*TASK TO COMPLETE*
Below are entries; tally how many lines hold the string "муниципальных" and answer with only that figure.
* Start RAW DATA *
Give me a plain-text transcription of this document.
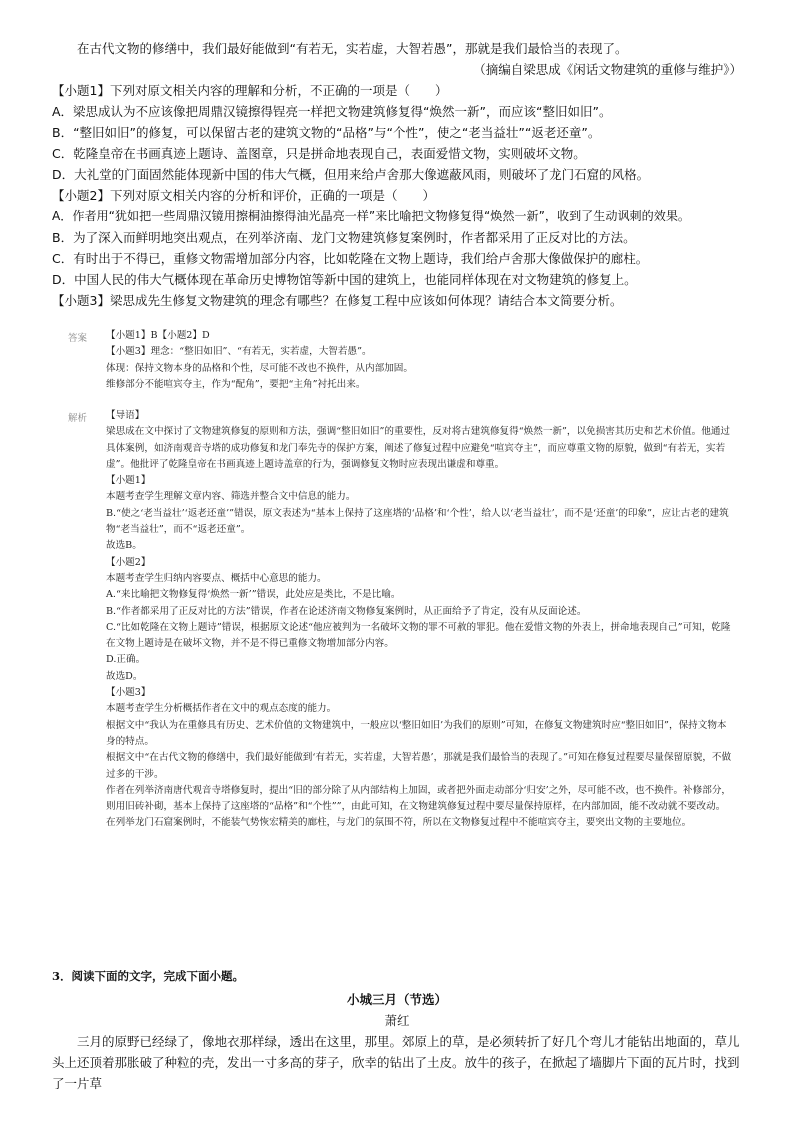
在古代文物的修缮中，我们最好能做到“有若无，实若虚，大智若愚”，那就是我们最恰当的表现了。

（摘编自梁思成《闲话文物建筑的重修与维护》）

【小题1】下列对原文相关内容的理解和分析，不正确的一项是（　　）

A．梁思成认为不应该像把周鼎汉镜擦得锃亮一样把文物建筑修复得“焕然一新”，而应该“整旧如旧”。

B．“整旧如旧”的修复，可以保留古老的建筑文物的“品格”与“个性”，使之“老当益壮”“返老还童”。

C．乾隆皇帝在书画真迹上题诗、盖图章，只是拼命地表现自己，表面爱惜文物，实则破坏文物。

D．大礼堂的门面固然能体现新中国的伟大气概，但用来给卢舍那大像遮蔽风雨，则破坏了龙门石窟的风格。

【小题2】下列对原文相关内容的分析和评价，正确的一项是（　　）

A．作者用“犹如把一些周鼎汉镜用擦桐油擦得油光晶亮一样”来比喻把文物修复得“焕然一新”，收到了生动讽刺的效果。

B．为了深入而鲜明地突出观点，在列举济南、龙门文物建筑修复案例时，作者都采用了正反对比的方法。

C．有时出于不得已，重修文物需增加部分内容，比如乾隆在文物上题诗，我们给卢舍那大像做保护的廊柱。

D．中国人民的伟大气概体现在革命历史博物馆等新中国的建筑上，也能同样体现在对文物建筑的修复上。

【小题3】梁思成先生修复文物建筑的理念有哪些？在修复工程中应该如何体现？请结合本文简要分析。

答案 【小题1】B【小题2】D

【小题3】理念：“整旧如旧”、“有若无，实若虚，大智若愚”。

体现：保持文物本身的品格和个性，尽可能不改也不换件，从内部加固。

维修部分不能喧宾夺主，作为“配角”，要把“主角”衬托出来。

解析 【导语】

梁思成在文中探讨了文物建筑修复的原则和方法，强调“整旧如旧”的重要性，反对将古建筑修复得“焕然一新”，以免损害其历史和艺术价值。他通过具体案例，如济南观音寺塔的成功修复和龙门奉先寺的保护方案，阐述了修复过程中应避免“喧宾夺主”，而应尊重文物的原貌，做到“有若无，实若虚”。他批评了乾隆皇帝在书画真迹上题诗盖章的行为，强调修复文物时应表现出谦虚和尊重。

【小题1】

本题考查学生理解文章内容、筛选并整合文中信息的能力。

B.“使之‘老当益壮’‘返老还童’”错误，原文表述为“基本上保持了这座塔的‘品格’和‘个性’，给人以‘老当益壮’，而不是‘还童’的印象”，应让古老的建筑物“老当益壮”，而不“返老还童”。

故选B。

【小题2】

本题考查学生归纳内容要点、概括中心意思的能力。

A.“来比喻把文物修复得‘焕然一新’”错误，此处应是类比，不是比喻。

B.“作者都采用了正反对比的方法”错误，作者在论述济南文物修复案例时，从正面给予了肯定，没有从反面论述。

C.“比如乾隆在文物上题诗”错误，根据原文论述“他应被判为一名破坏文物的罪不可赦的罪犯。他在爱惜文物的外表上，拼命地表现自己”可知，乾隆在文物上题诗是在破坏文物，并不是不得已重修文物增加部分内容。

D.正确。

故选D。

【小题3】

本题考查学生分析概括作者在文中的观点态度的能力。

根据文中“我认为在重修具有历史、艺术价值的文物建筑中，一般应以‘整旧如旧’为我们的原则”可知，在修复文物建筑时应“整旧如旧”，保持文物本身的特点。

根据文中“在古代文物的修缮中，我们最好能做到‘有若无，实若虚，大智若愚’，那就是我们最恰当的表现了。”可知在修复过程要尽量保留原貌，不做过多的干涉。

作者在列举济南唐代观音寺塔修复时，提出“旧的部分除了从内部结构上加固，或者把外面走动部分‘归安’之外，尽可能不改，也不换件。补修部分，则用旧砖补砌，基本上保持了这座塔的“品格”和“个性””，由此可知，在文物建筑修复过程中要尽量保持原样，在内部加固，能不改动就不要改动。

在列举龙门石窟案例时，不能装气势恢宏精美的廊柱，与龙门的氛围不符，所以在文物修复过程中不能喧宾夺主，要突出文物的主要地位。

3．阅读下面的文字，完成下面小题。

小城三月（节选）

萧红

三月的原野已经绿了，像地衣那样绿，透出在这里，那里。郊原上的草，是必须转折了好几个弯儿才能钻出地面的，草儿头上还顶着那胀破了种粒的壳，发出一寸多高的芽子，欣幸的钻出了土皮。放牛的孩子，在掀起了墙脚片下面的瓦片时，找到了一片草
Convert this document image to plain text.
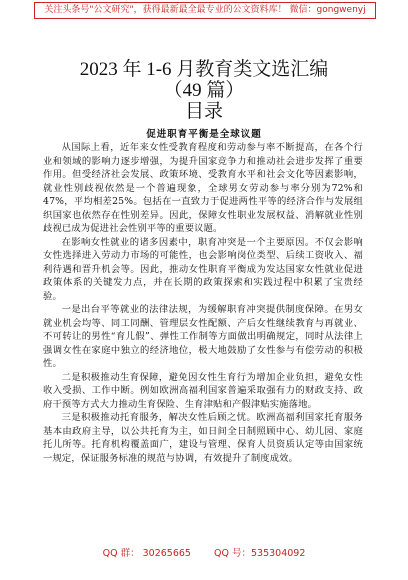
关注头条号"公文研究"，获得最新最全最专业的公文资料库！ 微信：gongwenyj
2023 年 1-6 月教育类文选汇编
（49 篇）
目录
促进职育平衡是全球议题

从国际上看，近年来女性受教育程度和劳动参与率不断提高，在各个行业和领域的影响力逐步增强，为提升国家竞争力和推动社会进步发挥了重要作用。但受经济社会发展、政策环境、受教育水平和社会文化等因素影响，就业性别歧视依然是一个普遍现象，全球男女劳动参与率分别为72%和47%，平均相差25%。包括在一直致力于促进两性平等的经济合作与发展组织国家也依然存在性别差异。因此，保障女性职业发展权益、消解就业性别歧视已成为促进社会性别平等的重要议题。

在影响女性就业的诸多因素中，职育冲突是一个主要原因。不仅会影响女性选择进入劳动力市场的可能性，也会影响岗位类型、后续工资收入、福利待遇和晋升机会等。因此，推动女性职育平衡成为发达国家女性就业促进政策体系的关键发力点，并在长期的政策探索和实践过程中积累了宝贵经验。

一是出台平等就业的法律法规，为缓解职育冲突提供制度保障。在男女就业机会均等、同工同酬、管理层女性配额、产后女性继续教育与再就业、不可转让的男性“育儿假”、弹性工作制等方面做出明确规定，同时从法律上强调女性在家庭中独立的经济地位，极大地鼓励了女性参与有偿劳动的积极性。

二是积极推动生育保障，避免因女性生育行为增加企业负担，避免女性收入受损、工作中断。例如欧洲高福利国家普遍采取强有力的财政支持、政府干预等方式大力推动生育保险、生育津贴和产假津贴实施落地。

三是积极推动托育服务，解决女性后顾之忧。欧洲高福利国家托育服务基本由政府主导，以公共托育为主，如日间全日制照顾中心、幼儿园、家庭托儿所等。托育机构覆盖面广，建设与管理、保育人员资质认定等由国家统一规定，保证服务标准的规范与协调，有效提升了制度成效。

QQ 群： 30265665 QQ 号：535304092
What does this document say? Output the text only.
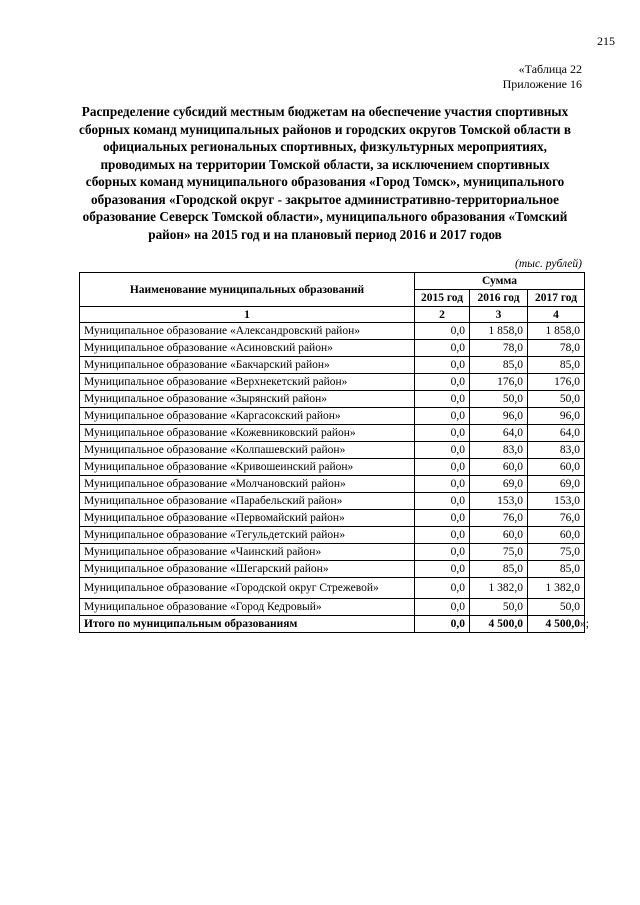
215
«Таблица 22
Приложение 16
Распределение субсидий местным бюджетам на обеспечение участия спортивных сборных команд муниципальных районов и городских округов Томской области в официальных региональных спортивных, физкультурных мероприятиях, проводимых на территории Томской области, за исключением спортивных сборных команд муниципального образования «Город Томск», муниципального образования «Городской округ - закрытое административно-территориальное образование Северск Томской области», муниципального образования «Томский район» на 2015 год и на плановый период 2016 и 2017 годов
(тыс. рублей)
Наименование муниципальных образований	Сумма		
	2015 год	2016 год	2017 год
1	2	3	4
Муниципальное образование «Александровский район»	0,0	1 858,0	1 858,0
Муниципальное образование «Асиновский район»	0,0	78,0	78,0
Муниципальное образование «Бакчарский район»	0,0	85,0	85,0
Муниципальное образование «Верхнекетский район»	0,0	176,0	176,0
Муниципальное образование «Зырянский район»	0,0	50,0	50,0
Муниципальное образование «Каргасокский район»	0,0	96,0	96,0
Муниципальное образование «Кожевниковский район»	0,0	64,0	64,0
Муниципальное образование «Колпашевский район»	0,0	83,0	83,0
Муниципальное образование «Кривошеинский район»	0,0	60,0	60,0
Муниципальное образование «Молчановский район»	0,0	69,0	69,0
Муниципальное образование «Парабельский район»	0,0	153,0	153,0
Муниципальное образование «Первомайский район»	0,0	76,0	76,0
Муниципальное образование «Тегульдетский район»	0,0	60,0	60,0
Муниципальное образование «Чаинский район»	0,0	75,0	75,0
Муниципальное образование «Шегарский район»	0,0	85,0	85,0
Муниципальное образование «Городской округ Стрежевой»	0,0	1 382,0	1 382,0
Муниципальное образование «Город Кедровый»	0,0	50,0	50,0
Итого по муниципальным образованиям	0,0	4 500,0	4 500,0 »;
* End RAW DATA *
*COMPLETED TASK*
2